- What is needed: Keep the images out and copy every entry below exactly.

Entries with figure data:
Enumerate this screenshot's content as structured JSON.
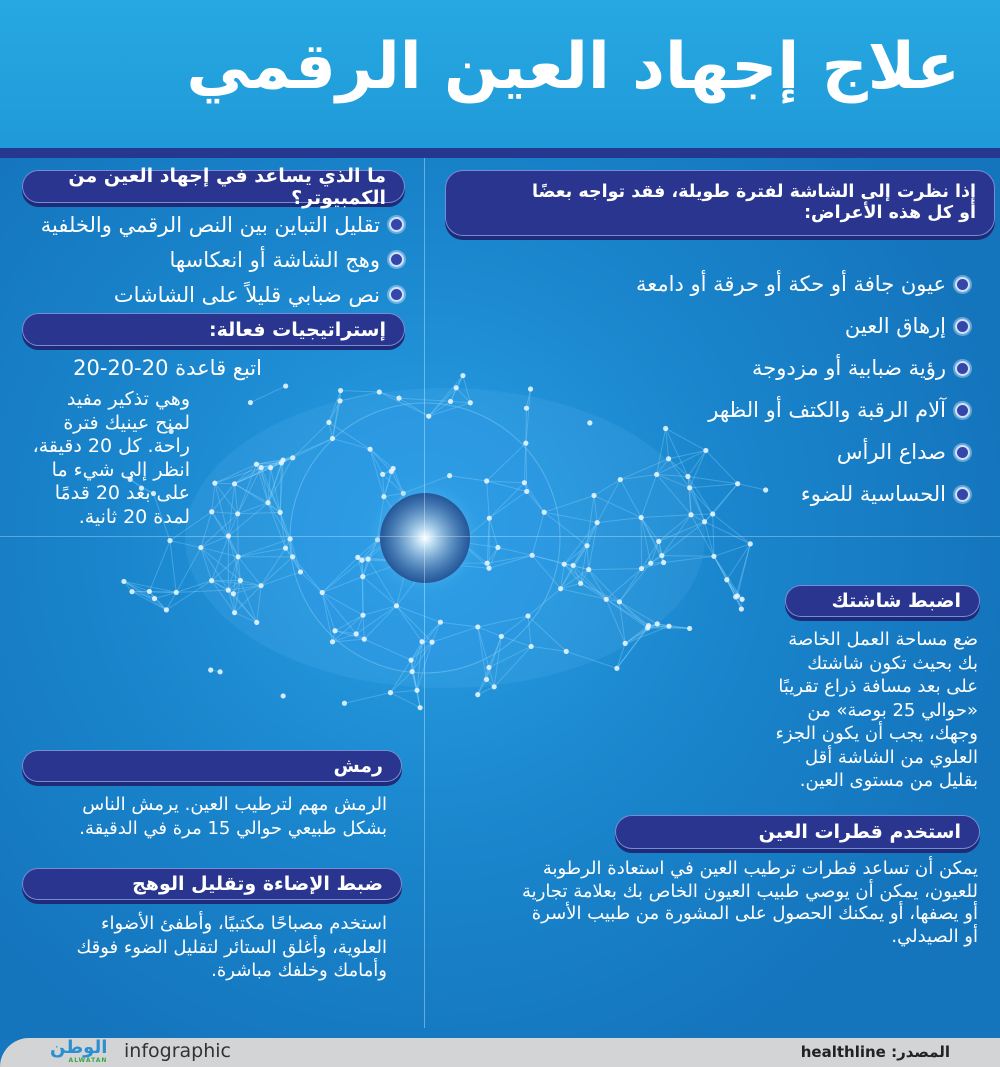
{
  "title": "علاج إجهاد العين الرقمي",
  "colors": {
    "header": "#27a8e2",
    "background": "#1577c0",
    "pill": "#29358f",
    "footer": "#d3d4d6"
  },
  "left": {
    "question_heading": "ما الذي يساعد في إجهاد العين من الكمبيوتر؟",
    "question_items": [
      "تقليل التباين بين النص الرقمي والخلفية",
      "وهج الشاشة أو انعكاسها",
      "نص ضبابي قليلاً على الشاشات"
    ],
    "strategies_heading": "إستراتيجيات فعالة:",
    "rule_title": "اتبع قاعدة 20-20-20",
    "rule_lines": [
      "وهي تذكير مفيد",
      "لمنح عينيك فترة",
      "راحة. كل 20 دقيقة،",
      "انظر إلى شيء ما",
      "على بعد 20 قدمًا",
      "لمدة 20 ثانية."
    ],
    "blink_heading": "رمش",
    "blink_lines": [
      "الرمش مهم لترطيب العين. يرمش الناس",
      "بشكل طبيعي حوالي 15 مرة في الدقيقة."
    ],
    "lighting_heading": "ضبط الإضاءة وتقليل الوهج",
    "lighting_lines": [
      "استخدم مصباحًا مكتبيًا، وأطفئ الأضواء",
      "العلوية، وأغلق الستائر لتقليل الضوء فوقك",
      "وأمامك وخلفك مباشرة."
    ]
  },
  "right": {
    "symptoms_heading": [
      "إذا نظرت إلى الشاشة لفترة طويلة، فقد تواجه بعضًا",
      "أو كل هذه الأعراض:"
    ],
    "symptoms": [
      "عيون جافة أو حكة أو حرقة أو دامعة",
      "إرهاق العين",
      "رؤية ضبابية أو مزدوجة",
      "آلام الرقبة والكتف أو الظهر",
      "صداع الرأس",
      "الحساسية للضوء"
    ],
    "screen_heading": "اضبط شاشتك",
    "screen_lines": [
      "ضع مساحة العمل الخاصة",
      "بك بحيث تكون شاشتك",
      "على بعد مسافة ذراع تقريبًا",
      "«حوالي 25 بوصة» من",
      "وجهك، يجب أن يكون الجزء",
      "العلوي من الشاشة أقل",
      "بقليل من مستوى العين."
    ],
    "drops_heading": "استخدم قطرات العين",
    "drops_lines": [
      "يمكن أن تساعد قطرات ترطيب العين في استعادة الرطوبة",
      "للعيون، يمكن أن يوصي طبيب العيون الخاص بك بعلامة تجارية",
      "أو يصفها، أو يمكنك الحصول على المشورة من طبيب الأسرة",
      "أو الصيدلي."
    ]
  },
  "footer": {
    "logo": "الوطن",
    "logo_sub": "ALWATAN",
    "label": "infographic",
    "source": "المصدر: healthline"
  }
}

- Output:
Enumerate this screenshot's content as structured JSON.
{
  "title": "علاج إجهاد العين الرقمي",
  "colors": {
    "header": "#27a8e2",
    "background": "#1577c0",
    "pill": "#29358f",
    "footer": "#d3d4d6"
  },
  "left": {
    "question_heading": "ما الذي يساعد في إجهاد العين من الكمبيوتر؟",
    "question_items": [
      "تقليل التباين بين النص الرقمي والخلفية",
      "وهج الشاشة أو انعكاسها",
      "نص ضبابي قليلاً على الشاشات"
    ],
    "strategies_heading": "إستراتيجيات فعالة:",
    "rule_title": "اتبع قاعدة 20-20-20",
    "rule_lines": [
      "وهي تذكير مفيد",
      "لمنح عينيك فترة",
      "راحة. كل 20 دقيقة،",
      "انظر إلى شيء ما",
      "على بعد 20 قدمًا",
      "لمدة 20 ثانية."
    ],
    "blink_heading": "رمش",
    "blink_lines": [
      "الرمش مهم لترطيب العين. يرمش الناس",
      "بشكل طبيعي حوالي 15 مرة في الدقيقة."
    ],
    "lighting_heading": "ضبط الإضاءة وتقليل الوهج",
    "lighting_lines": [
      "استخدم مصباحًا مكتبيًا، وأطفئ الأضواء",
      "العلوية، وأغلق الستائر لتقليل الضوء فوقك",
      "وأمامك وخلفك مباشرة."
    ]
  },
  "right": {
    "symptoms_heading": [
      "إذا نظرت إلى الشاشة لفترة طويلة، فقد تواجه بعضًا",
      "أو كل هذه الأعراض:"
    ],
    "symptoms": [
      "عيون جافة أو حكة أو حرقة أو دامعة",
      "إرهاق العين",
      "رؤية ضبابية أو مزدوجة",
      "آلام الرقبة والكتف أو الظهر",
      "صداع الرأس",
      "الحساسية للضوء"
    ],
    "screen_heading": "اضبط شاشتك",
    "screen_lines": [
      "ضع مساحة العمل الخاصة",
      "بك بحيث تكون شاشتك",
      "على بعد مسافة ذراع تقريبًا",
      "«حوالي 25 بوصة» من",
      "وجهك، يجب أن يكون الجزء",
      "العلوي من الشاشة أقل",
      "بقليل من مستوى العين."
    ],
    "drops_heading": "استخدم قطرات العين",
    "drops_lines": [
      "يمكن أن تساعد قطرات ترطيب العين في استعادة الرطوبة",
      "للعيون، يمكن أن يوصي طبيب العيون الخاص بك بعلامة تجارية",
      "أو يصفها، أو يمكنك الحصول على المشورة من طبيب الأسرة",
      "أو الصيدلي."
    ]
  },
  "footer": {
    "logo": "الوطن",
    "logo_sub": "ALWATAN",
    "label": "infographic",
    "source": "المصدر: healthline"
  }
}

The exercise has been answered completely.